**Provided records:**
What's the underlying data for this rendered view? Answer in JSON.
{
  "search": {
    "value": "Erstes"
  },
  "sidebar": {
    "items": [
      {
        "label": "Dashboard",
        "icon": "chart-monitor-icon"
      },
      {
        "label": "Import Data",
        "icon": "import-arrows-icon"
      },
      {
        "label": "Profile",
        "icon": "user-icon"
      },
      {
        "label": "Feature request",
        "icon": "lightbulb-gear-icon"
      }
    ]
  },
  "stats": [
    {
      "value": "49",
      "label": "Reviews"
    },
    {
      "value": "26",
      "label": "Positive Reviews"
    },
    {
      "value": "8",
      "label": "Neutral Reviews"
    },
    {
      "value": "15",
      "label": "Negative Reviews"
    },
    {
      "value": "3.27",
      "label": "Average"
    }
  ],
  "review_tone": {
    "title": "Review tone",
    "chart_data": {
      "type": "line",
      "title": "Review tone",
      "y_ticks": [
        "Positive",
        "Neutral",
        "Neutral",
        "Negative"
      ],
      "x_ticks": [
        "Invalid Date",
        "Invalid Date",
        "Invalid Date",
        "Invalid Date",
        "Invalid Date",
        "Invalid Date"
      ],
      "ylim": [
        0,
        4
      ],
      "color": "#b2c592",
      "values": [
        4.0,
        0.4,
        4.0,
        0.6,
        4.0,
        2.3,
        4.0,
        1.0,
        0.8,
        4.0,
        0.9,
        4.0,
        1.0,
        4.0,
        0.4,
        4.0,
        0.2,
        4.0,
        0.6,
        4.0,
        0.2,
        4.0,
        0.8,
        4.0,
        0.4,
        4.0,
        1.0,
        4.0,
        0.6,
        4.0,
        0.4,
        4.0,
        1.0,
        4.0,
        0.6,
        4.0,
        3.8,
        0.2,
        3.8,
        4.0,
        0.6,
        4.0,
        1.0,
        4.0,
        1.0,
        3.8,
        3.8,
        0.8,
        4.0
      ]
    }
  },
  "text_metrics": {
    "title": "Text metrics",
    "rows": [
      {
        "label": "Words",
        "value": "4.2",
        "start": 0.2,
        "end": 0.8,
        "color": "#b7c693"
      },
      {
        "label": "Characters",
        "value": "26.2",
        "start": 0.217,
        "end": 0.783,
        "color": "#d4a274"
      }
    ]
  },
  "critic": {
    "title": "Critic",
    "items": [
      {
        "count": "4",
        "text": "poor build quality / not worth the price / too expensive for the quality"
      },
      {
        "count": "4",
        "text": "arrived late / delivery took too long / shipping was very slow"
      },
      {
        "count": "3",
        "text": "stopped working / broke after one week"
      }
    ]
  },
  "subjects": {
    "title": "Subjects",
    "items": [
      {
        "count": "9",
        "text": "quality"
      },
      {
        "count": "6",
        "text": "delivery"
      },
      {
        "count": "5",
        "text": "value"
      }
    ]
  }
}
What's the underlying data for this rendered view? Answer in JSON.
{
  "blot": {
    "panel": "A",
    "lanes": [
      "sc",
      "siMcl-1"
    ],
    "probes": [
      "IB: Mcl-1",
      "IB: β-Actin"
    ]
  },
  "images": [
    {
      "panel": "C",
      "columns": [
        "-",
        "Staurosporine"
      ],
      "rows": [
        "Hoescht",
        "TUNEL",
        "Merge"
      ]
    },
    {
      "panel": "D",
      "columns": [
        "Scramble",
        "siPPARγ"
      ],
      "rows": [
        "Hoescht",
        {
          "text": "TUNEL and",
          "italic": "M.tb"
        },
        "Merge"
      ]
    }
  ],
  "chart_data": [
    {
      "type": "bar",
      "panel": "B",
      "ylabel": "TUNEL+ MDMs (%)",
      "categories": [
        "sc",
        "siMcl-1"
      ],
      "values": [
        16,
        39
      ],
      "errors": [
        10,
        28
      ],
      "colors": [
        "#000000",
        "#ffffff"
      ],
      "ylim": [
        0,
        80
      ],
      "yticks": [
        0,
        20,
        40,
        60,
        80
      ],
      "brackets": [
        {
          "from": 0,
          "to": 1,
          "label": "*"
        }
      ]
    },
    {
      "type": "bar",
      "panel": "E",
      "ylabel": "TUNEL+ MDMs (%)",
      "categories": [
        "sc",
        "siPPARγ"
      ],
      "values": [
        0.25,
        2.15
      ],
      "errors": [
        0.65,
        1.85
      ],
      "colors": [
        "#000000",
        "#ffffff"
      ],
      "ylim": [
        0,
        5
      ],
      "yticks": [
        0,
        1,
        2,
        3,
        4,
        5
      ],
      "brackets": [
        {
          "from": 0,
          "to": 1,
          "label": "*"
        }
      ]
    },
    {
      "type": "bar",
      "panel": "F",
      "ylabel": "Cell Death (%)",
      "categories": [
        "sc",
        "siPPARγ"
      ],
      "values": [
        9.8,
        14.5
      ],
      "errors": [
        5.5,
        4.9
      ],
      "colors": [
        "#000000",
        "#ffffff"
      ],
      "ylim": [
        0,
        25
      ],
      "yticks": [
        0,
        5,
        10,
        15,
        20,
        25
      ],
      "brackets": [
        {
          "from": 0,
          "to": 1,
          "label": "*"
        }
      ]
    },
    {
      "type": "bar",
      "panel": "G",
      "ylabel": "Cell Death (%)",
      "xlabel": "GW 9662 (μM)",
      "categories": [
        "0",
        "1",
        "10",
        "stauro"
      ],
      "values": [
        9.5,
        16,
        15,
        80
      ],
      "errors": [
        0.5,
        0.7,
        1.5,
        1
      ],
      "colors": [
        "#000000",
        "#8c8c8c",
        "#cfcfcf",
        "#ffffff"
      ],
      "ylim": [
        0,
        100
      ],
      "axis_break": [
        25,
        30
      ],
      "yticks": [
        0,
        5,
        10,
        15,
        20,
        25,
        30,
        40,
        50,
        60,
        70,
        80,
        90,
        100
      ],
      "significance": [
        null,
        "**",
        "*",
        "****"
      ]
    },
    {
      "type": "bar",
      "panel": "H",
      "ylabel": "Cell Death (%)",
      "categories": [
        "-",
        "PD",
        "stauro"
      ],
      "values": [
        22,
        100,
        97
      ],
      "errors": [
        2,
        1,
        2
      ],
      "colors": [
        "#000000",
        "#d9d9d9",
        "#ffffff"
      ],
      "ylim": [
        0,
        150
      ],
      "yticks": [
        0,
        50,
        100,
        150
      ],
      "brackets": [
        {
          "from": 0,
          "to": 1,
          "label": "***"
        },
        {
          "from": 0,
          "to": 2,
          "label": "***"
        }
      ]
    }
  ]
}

**Set problem:**
In the records above, locate every line with the string "quality" and copy it.

**Answer to the exercise:**
        "text": "poor build quality / not worth the price / too expensive for the quality"
        "text": "quality"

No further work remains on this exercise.